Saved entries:
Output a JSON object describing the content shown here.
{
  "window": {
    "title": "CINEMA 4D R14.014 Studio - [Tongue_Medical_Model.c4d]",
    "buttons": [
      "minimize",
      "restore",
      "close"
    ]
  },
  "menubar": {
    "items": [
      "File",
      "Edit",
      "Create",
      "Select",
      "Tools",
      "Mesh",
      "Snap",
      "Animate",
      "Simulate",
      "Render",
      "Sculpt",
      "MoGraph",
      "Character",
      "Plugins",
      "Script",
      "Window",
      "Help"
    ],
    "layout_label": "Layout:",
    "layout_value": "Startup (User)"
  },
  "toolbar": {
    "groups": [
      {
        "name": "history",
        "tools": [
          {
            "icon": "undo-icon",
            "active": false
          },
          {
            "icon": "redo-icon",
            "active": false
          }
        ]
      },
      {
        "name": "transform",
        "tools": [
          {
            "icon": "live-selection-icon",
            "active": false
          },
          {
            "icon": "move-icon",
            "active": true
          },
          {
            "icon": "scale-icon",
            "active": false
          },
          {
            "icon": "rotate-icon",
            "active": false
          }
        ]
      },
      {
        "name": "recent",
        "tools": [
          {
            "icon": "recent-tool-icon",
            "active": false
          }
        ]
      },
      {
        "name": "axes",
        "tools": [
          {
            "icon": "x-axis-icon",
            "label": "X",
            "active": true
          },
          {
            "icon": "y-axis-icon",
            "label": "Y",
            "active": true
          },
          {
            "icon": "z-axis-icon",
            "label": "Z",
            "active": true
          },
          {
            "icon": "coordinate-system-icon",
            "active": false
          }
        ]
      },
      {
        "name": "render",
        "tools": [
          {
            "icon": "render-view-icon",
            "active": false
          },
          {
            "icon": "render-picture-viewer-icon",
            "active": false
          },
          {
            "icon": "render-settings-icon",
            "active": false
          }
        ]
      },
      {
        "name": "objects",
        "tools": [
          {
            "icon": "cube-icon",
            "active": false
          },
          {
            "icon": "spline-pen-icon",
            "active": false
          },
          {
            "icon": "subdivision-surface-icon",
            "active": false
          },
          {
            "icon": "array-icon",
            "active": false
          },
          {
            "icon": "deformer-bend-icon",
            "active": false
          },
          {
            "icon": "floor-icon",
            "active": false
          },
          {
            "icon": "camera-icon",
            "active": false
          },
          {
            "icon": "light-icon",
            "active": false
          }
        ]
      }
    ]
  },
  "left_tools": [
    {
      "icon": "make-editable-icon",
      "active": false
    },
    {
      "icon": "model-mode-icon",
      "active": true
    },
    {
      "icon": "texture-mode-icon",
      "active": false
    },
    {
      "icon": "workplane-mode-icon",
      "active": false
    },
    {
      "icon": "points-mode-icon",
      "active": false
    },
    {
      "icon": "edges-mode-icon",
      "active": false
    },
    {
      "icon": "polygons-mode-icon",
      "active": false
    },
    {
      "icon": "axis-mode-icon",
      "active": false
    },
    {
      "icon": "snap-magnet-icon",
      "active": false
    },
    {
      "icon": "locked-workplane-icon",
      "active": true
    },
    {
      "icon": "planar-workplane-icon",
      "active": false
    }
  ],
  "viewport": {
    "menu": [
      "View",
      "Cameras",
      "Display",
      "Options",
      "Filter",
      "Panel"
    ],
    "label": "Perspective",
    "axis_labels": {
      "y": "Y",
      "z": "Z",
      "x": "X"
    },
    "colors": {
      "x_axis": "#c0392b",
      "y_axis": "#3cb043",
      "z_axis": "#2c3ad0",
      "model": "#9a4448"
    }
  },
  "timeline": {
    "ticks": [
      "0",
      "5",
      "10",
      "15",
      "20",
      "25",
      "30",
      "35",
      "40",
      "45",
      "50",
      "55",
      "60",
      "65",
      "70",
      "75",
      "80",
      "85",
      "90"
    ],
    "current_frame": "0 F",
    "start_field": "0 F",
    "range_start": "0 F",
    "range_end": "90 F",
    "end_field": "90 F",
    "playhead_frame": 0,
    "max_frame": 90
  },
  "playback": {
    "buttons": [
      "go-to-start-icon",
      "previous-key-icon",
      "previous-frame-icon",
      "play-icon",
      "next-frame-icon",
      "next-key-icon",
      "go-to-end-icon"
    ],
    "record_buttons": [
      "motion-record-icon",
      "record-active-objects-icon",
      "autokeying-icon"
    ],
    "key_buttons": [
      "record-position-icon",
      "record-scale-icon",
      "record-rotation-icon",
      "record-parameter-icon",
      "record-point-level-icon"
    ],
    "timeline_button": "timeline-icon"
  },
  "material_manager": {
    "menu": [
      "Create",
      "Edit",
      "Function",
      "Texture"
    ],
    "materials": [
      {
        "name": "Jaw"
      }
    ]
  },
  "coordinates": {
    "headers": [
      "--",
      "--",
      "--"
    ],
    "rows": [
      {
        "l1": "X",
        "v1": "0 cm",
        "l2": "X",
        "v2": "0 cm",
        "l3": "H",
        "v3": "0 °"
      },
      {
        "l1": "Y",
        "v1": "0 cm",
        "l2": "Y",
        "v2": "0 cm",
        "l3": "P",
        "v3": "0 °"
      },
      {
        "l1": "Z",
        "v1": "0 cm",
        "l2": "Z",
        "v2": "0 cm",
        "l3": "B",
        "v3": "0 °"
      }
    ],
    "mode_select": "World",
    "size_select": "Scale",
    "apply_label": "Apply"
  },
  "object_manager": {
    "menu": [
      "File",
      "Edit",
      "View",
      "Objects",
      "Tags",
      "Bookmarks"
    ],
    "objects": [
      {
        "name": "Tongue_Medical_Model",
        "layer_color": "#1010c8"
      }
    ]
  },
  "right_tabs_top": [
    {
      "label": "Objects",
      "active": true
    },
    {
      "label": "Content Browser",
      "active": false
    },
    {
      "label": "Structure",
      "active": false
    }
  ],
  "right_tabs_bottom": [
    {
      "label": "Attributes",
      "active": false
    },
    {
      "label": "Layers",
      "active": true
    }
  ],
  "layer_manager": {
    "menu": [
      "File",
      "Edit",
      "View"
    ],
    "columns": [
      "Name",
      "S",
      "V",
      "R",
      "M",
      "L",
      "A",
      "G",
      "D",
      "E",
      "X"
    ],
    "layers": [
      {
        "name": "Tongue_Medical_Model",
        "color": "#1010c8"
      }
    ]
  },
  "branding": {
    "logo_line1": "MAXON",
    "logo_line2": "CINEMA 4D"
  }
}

# What this task involves:
Transcribe each entry precisely, missing none.

# Expected answer:
Output a JSON object describing the content shown here.
{
  "window": {
    "title": "CINEMA 4D R14.014 Studio - [Tongue_Medical_Model.c4d]",
    "buttons": [
      "minimize",
      "restore",
      "close"
    ]
  },
  "menubar": {
    "items": [
      "File",
      "Edit",
      "Create",
      "Select",
      "Tools",
      "Mesh",
      "Snap",
      "Animate",
      "Simulate",
      "Render",
      "Sculpt",
      "MoGraph",
      "Character",
      "Plugins",
      "Script",
      "Window",
      "Help"
    ],
    "layout_label": "Layout:",
    "layout_value": "Startup (User)"
  },
  "toolbar": {
    "groups": [
      {
        "name": "history",
        "tools": [
          {
            "icon": "undo-icon",
            "active": false
          },
          {
            "icon": "redo-icon",
            "active": false
          }
        ]
      },
      {
        "name": "transform",
        "tools": [
          {
            "icon": "live-selection-icon",
            "active": false
          },
          {
            "icon": "move-icon",
            "active": true
          },
          {
            "icon": "scale-icon",
            "active": false
          },
          {
            "icon": "rotate-icon",
            "active": false
          }
        ]
      },
      {
        "name": "recent",
        "tools": [
          {
            "icon": "recent-tool-icon",
            "active": false
          }
        ]
      },
      {
        "name": "axes",
        "tools": [
          {
            "icon": "x-axis-icon",
            "label": "X",
            "active": true
          },
          {
            "icon": "y-axis-icon",
            "label": "Y",
            "active": true
          },
          {
            "icon": "z-axis-icon",
            "label": "Z",
            "active": true
          },
          {
            "icon": "coordinate-system-icon",
            "active": false
          }
        ]
      },
      {
        "name": "render",
        "tools": [
          {
            "icon": "render-view-icon",
            "active": false
          },
          {
            "icon": "render-picture-viewer-icon",
            "active": false
          },
          {
            "icon": "render-settings-icon",
            "active": false
          }
        ]
      },
      {
        "name": "objects",
        "tools": [
          {
            "icon": "cube-icon",
            "active": false
          },
          {
            "icon": "spline-pen-icon",
            "active": false
          },
          {
            "icon": "subdivision-surface-icon",
            "active": false
          },
          {
            "icon": "array-icon",
            "active": false
          },
          {
            "icon": "deformer-bend-icon",
            "active": false
          },
          {
            "icon": "floor-icon",
            "active": false
          },
          {
            "icon": "camera-icon",
            "active": false
          },
          {
            "icon": "light-icon",
            "active": false
          }
        ]
      }
    ]
  },
  "left_tools": [
    {
      "icon": "make-editable-icon",
      "active": false
    },
    {
      "icon": "model-mode-icon",
      "active": true
    },
    {
      "icon": "texture-mode-icon",
      "active": false
    },
    {
      "icon": "workplane-mode-icon",
      "active": false
    },
    {
      "icon": "points-mode-icon",
      "active": false
    },
    {
      "icon": "edges-mode-icon",
      "active": false
    },
    {
      "icon": "polygons-mode-icon",
      "active": false
    },
    {
      "icon": "axis-mode-icon",
      "active": false
    },
    {
      "icon": "snap-magnet-icon",
      "active": false
    },
    {
      "icon": "locked-workplane-icon",
      "active": true
    },
    {
      "icon": "planar-workplane-icon",
      "active": false
    }
  ],
  "viewport": {
    "menu": [
      "View",
      "Cameras",
      "Display",
      "Options",
      "Filter",
      "Panel"
    ],
    "label": "Perspective",
    "axis_labels": {
      "y": "Y",
      "z": "Z",
      "x": "X"
    },
    "colors": {
      "x_axis": "#c0392b",
      "y_axis": "#3cb043",
      "z_axis": "#2c3ad0",
      "model": "#9a4448"
    }
  },
  "timeline": {
    "ticks": [
      "0",
      "5",
      "10",
      "15",
      "20",
      "25",
      "30",
      "35",
      "40",
      "45",
      "50",
      "55",
      "60",
      "65",
      "70",
      "75",
      "80",
      "85",
      "90"
    ],
    "current_frame": "0 F",
    "start_field": "0 F",
    "range_start": "0 F",
    "range_end": "90 F",
    "end_field": "90 F",
    "playhead_frame": 0,
    "max_frame": 90
  },
  "playback": {
    "buttons": [
      "go-to-start-icon",
      "previous-key-icon",
      "previous-frame-icon",
      "play-icon",
      "next-frame-icon",
      "next-key-icon",
      "go-to-end-icon"
    ],
    "record_buttons": [
      "motion-record-icon",
      "record-active-objects-icon",
      "autokeying-icon"
    ],
    "key_buttons": [
      "record-position-icon",
      "record-scale-icon",
      "record-rotation-icon",
      "record-parameter-icon",
      "record-point-level-icon"
    ],
    "timeline_button": "timeline-icon"
  },
  "material_manager": {
    "menu": [
      "Create",
      "Edit",
      "Function",
      "Texture"
    ],
    "materials": [
      {
        "name": "Jaw"
      }
    ]
  },
  "coordinates": {
    "headers": [
      "--",
      "--",
      "--"
    ],
    "rows": [
      {
        "l1": "X",
        "v1": "0 cm",
        "l2": "X",
        "v2": "0 cm",
        "l3": "H",
        "v3": "0 °"
      },
      {
        "l1": "Y",
        "v1": "0 cm",
        "l2": "Y",
        "v2": "0 cm",
        "l3": "P",
        "v3": "0 °"
      },
      {
        "l1": "Z",
        "v1": "0 cm",
        "l2": "Z",
        "v2": "0 cm",
        "l3": "B",
        "v3": "0 °"
      }
    ],
    "mode_select": "World",
    "size_select": "Scale",
    "apply_label": "Apply"
  },
  "object_manager": {
    "menu": [
      "File",
      "Edit",
      "View",
      "Objects",
      "Tags",
      "Bookmarks"
    ],
    "objects": [
      {
        "name": "Tongue_Medical_Model",
        "layer_color": "#1010c8"
      }
    ]
  },
  "right_tabs_top": [
    {
      "label": "Objects",
      "active": true
    },
    {
      "label": "Content Browser",
      "active": false
    },
    {
      "label": "Structure",
      "active": false
    }
  ],
  "right_tabs_bottom": [
    {
      "label": "Attributes",
      "active": false
    },
    {
      "label": "Layers",
      "active": true
    }
  ],
  "layer_manager": {
    "menu": [
      "File",
      "Edit",
      "View"
    ],
    "columns": [
      "Name",
      "S",
      "V",
      "R",
      "M",
      "L",
      "A",
      "G",
      "D",
      "E",
      "X"
    ],
    "layers": [
      {
        "name": "Tongue_Medical_Model",
        "color": "#1010c8"
      }
    ]
  },
  "branding": {
    "logo_line1": "MAXON",
    "logo_line2": "CINEMA 4D"
  }
}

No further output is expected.